— BEGIN INPUT ROWS —

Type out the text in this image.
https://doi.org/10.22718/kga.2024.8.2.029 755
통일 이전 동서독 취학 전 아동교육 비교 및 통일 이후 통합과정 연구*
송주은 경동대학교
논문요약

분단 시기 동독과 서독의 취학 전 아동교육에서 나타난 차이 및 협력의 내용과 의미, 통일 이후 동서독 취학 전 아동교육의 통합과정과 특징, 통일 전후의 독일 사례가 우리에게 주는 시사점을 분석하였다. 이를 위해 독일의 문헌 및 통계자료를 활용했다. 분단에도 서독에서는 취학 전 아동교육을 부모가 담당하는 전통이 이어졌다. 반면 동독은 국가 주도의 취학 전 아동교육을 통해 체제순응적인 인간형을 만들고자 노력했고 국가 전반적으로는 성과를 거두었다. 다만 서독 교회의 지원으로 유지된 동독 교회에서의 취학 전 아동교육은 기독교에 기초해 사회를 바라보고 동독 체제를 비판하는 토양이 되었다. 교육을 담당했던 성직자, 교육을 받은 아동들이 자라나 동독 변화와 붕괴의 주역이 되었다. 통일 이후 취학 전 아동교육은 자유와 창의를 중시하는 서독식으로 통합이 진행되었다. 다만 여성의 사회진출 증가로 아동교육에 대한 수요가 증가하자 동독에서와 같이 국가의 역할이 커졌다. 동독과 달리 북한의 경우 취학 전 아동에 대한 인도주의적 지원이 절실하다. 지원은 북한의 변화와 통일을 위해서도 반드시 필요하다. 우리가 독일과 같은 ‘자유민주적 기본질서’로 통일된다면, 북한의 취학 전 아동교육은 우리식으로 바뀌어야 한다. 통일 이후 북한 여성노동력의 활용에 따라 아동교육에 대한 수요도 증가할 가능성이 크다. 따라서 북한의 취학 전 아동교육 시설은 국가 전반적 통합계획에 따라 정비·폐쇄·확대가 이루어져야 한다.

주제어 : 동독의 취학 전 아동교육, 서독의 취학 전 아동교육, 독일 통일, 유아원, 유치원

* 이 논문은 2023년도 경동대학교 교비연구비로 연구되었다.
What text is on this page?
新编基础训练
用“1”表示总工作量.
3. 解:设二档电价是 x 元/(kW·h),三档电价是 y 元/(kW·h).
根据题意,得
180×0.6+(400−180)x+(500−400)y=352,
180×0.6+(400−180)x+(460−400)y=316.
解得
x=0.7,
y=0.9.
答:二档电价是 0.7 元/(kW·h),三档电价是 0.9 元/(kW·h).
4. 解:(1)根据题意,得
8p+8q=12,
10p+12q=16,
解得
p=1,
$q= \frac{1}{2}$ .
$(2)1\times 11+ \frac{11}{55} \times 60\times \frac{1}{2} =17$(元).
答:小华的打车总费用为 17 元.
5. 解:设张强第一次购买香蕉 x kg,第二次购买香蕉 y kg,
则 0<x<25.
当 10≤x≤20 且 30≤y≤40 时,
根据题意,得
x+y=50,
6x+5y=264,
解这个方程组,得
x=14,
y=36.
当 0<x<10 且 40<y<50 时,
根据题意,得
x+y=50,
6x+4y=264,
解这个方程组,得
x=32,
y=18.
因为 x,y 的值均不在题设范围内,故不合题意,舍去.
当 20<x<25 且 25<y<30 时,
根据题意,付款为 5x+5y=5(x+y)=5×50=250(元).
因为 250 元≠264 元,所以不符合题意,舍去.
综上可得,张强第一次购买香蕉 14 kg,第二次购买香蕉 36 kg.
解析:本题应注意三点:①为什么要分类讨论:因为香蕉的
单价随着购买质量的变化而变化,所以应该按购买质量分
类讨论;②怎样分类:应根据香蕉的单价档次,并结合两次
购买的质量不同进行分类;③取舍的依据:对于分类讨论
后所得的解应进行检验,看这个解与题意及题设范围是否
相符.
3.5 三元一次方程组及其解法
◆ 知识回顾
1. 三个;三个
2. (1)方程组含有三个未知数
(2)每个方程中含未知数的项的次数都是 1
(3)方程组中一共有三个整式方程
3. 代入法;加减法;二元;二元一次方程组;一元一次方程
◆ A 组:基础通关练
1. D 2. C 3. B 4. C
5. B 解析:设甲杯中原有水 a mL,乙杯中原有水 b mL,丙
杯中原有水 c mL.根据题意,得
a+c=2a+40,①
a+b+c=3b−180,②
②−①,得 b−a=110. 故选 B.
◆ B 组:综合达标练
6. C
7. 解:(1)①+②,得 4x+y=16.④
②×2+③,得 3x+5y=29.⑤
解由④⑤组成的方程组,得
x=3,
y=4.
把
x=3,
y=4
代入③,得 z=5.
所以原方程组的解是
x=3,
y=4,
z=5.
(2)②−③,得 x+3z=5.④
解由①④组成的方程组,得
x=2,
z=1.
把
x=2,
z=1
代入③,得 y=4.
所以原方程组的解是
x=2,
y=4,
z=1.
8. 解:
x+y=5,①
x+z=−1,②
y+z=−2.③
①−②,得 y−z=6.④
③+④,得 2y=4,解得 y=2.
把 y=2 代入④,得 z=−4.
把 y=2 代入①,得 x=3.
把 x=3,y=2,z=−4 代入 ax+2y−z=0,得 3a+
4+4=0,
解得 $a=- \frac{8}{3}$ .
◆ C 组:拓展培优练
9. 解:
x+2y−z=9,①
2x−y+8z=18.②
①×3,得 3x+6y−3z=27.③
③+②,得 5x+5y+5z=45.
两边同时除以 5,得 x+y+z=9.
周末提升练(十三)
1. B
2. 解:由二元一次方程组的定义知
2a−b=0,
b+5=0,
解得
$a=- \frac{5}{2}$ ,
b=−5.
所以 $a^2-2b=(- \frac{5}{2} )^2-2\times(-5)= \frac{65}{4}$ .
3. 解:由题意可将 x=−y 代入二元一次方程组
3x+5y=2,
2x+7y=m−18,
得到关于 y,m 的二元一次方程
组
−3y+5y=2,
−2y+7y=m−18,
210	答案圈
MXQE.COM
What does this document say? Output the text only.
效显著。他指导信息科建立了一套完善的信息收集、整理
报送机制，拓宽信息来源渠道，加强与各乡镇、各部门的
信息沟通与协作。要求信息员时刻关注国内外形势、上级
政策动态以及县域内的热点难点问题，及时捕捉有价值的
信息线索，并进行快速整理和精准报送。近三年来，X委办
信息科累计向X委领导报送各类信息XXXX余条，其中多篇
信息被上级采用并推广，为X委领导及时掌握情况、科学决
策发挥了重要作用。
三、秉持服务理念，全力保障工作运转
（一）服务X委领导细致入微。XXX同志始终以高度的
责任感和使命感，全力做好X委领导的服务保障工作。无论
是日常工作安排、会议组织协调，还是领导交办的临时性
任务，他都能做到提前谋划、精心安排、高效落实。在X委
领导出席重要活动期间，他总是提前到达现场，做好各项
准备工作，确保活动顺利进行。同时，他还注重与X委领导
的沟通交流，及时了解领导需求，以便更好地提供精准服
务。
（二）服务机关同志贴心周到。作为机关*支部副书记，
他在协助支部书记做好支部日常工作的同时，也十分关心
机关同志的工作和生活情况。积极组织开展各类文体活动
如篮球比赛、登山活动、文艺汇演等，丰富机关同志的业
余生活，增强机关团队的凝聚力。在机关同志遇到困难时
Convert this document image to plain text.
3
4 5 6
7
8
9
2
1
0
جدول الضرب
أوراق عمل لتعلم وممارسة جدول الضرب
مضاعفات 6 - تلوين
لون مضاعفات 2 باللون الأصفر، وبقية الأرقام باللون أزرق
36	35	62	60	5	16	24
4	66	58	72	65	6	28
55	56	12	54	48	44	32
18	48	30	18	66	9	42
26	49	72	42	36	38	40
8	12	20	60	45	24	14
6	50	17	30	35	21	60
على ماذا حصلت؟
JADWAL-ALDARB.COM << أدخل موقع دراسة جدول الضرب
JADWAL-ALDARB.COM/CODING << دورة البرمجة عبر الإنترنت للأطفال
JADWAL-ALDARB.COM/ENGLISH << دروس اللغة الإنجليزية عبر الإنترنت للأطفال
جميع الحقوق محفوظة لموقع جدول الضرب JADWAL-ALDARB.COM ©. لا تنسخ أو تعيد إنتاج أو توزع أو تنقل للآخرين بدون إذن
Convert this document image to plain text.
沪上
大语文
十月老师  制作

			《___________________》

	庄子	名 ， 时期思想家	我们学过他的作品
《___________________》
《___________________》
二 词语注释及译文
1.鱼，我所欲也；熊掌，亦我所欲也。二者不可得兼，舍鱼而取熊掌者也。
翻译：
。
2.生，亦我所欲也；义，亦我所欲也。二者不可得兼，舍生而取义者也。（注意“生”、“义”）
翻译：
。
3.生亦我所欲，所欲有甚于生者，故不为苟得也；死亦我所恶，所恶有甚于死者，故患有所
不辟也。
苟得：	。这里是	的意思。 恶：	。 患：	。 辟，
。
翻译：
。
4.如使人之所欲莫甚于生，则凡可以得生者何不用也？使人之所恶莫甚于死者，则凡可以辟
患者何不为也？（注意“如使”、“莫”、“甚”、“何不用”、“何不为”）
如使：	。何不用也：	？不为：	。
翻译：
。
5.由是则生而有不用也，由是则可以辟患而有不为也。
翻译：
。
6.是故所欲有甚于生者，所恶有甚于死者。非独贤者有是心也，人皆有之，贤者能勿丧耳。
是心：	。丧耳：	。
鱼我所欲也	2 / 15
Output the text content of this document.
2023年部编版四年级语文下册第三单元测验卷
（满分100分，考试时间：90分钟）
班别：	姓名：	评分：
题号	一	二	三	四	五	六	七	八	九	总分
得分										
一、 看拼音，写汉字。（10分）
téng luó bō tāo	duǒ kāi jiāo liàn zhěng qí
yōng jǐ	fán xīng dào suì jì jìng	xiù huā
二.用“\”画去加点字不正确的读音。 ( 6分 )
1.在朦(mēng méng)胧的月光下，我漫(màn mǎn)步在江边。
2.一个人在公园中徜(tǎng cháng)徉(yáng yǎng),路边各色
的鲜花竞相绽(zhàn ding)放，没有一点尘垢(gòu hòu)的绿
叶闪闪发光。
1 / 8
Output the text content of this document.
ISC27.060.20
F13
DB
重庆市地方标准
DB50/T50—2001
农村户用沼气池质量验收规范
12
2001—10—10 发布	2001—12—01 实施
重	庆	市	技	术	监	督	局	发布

— END INPUT ROWS —

WRITTEN PROBLEM:
Go through the records and copy each line with "아동교육" in it.

TASK SOLUTION:
통일 이전 동서독 취학 전 아동교육 비교 및 통일 이후 통합과정 연구*
분단 시기 동독과 서독의 취학 전 아동교육에서 나타난 차이 및 협력의 내용과 의미, 통일 이후 동서독 취학 전 아동교육의 통합과정과 특징, 통일 전후의 독일 사례가 우리에게 주는 시사점을 분석하였다. 이를 위해 독일의 문헌 및 통계자료를 활용했다. 분단에도 서독에서는 취학 전 아동교육을 부모가 담당하는 전통이 이어졌다. 반면 동독은 국가 주도의 취학 전 아동교육을 통해 체제순응적인 인간형을 만들고자 노력했고 국가 전반적으로는 성과를 거두었다. 다만 서독 교회의 지원으로 유지된 동독 교회에서의 취학 전 아동교육은 기독교에 기초해 사회를 바라보고 동독 체제를 비판하는 토양이 되었다. 교육을 담당했던 성직자, 교육을 받은 아동들이 자라나 동독 변화와 붕괴의 주역이 되었다. 통일 이후 취학 전 아동교육은 자유와 창의를 중시하는 서독식으로 통합이 진행되었다. 다만 여성의 사회진출 증가로 아동교육에 대한 수요가 증가하자 동독에서와 같이 국가의 역할이 커졌다. 동독과 달리 북한의 경우 취학 전 아동에 대한 인도주의적 지원이 절실하다. 지원은 북한의 변화와 통일을 위해서도 반드시 필요하다. 우리가 독일과 같은 ‘자유민주적 기본질서’로 통일된다면, 북한의 취학 전 아동교육은 우리식으로 바뀌어야 한다. 통일 이후 북한 여성노동력의 활용에 따라 아동교육에 대한 수요도 증가할 가능성이 크다. 따라서 북한의 취학 전 아동교육 시설은 국가 전반적 통합계획에 따라 정비·폐쇄·확대가 이루어져야 한다.
주제어 : 동독의 취학 전 아동교육, 서독의 취학 전 아동교육, 독일 통일, 유아원, 유치원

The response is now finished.